[Stored records]
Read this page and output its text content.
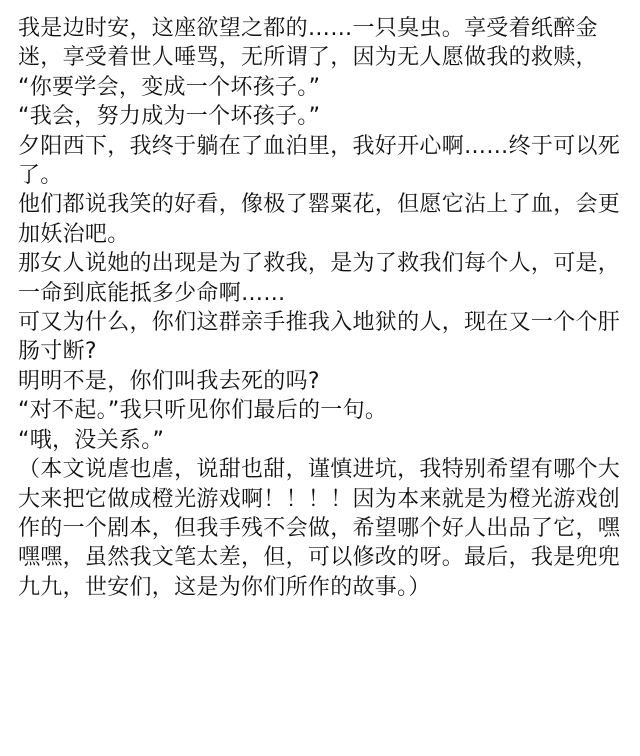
我是边时安，这座欲望之都的……一只臭虫。享受着纸醉金迷，享受着世人唾骂，无所谓了，因为无人愿做我的救赎，

“你要学会，变成一个坏孩子。”

“我会，努力成为一个坏孩子。”

夕阳西下，我终于躺在了血泊里，我好开心啊……终于可以死了。

他们都说我笑的好看，像极了罂粟花，但愿它沾上了血，会更加妖治吧。

那女人说她的出现是为了救我，是为了救我们每个人，可是，一命到底能抵多少命啊……

可又为什么，你们这群亲手推我入地狱的人，现在又一个个肝肠寸断?

明明不是，你们叫我去死的吗?

“对不起。”我只听见你们最后的一句。

“哦，没关系。”

（本文说虐也虐，说甜也甜，谨慎进坑，我特别希望有哪个大大来把它做成橙光游戏啊！！！！因为本来就是为橙光游戏创作的一个剧本，但我手残不会做，希望哪个好人出品了它，嘿嘿嘿，虽然我文笔太差，但，可以修改的呀。最后，我是兜兜九九，世安们，这是为你们所作的故事。）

= Exercise objective =
Quote every record above exactly, leaving out the pictures.

= Right answer =
Read this page and output its text content.
我是边时安，这座欲望之都的……一只臭虫。享受着纸醉金迷，享受着世人唾骂，无所谓了，因为无人愿做我的救赎，

“你要学会，变成一个坏孩子。”

“我会，努力成为一个坏孩子。”

夕阳西下，我终于躺在了血泊里，我好开心啊……终于可以死了。

他们都说我笑的好看，像极了罂粟花，但愿它沾上了血，会更加妖治吧。

那女人说她的出现是为了救我，是为了救我们每个人，可是，一命到底能抵多少命啊……

可又为什么，你们这群亲手推我入地狱的人，现在又一个个肝肠寸断?

明明不是，你们叫我去死的吗?

“对不起。”我只听见你们最后的一句。

“哦，没关系。”

（本文说虐也虐，说甜也甜，谨慎进坑，我特别希望有哪个大大来把它做成橙光游戏啊！！！！因为本来就是为橙光游戏创作的一个剧本，但我手残不会做，希望哪个好人出品了它，嘿嘿嘿，虽然我文笔太差，但，可以修改的呀。最后，我是兜兜九九，世安们，这是为你们所作的故事。）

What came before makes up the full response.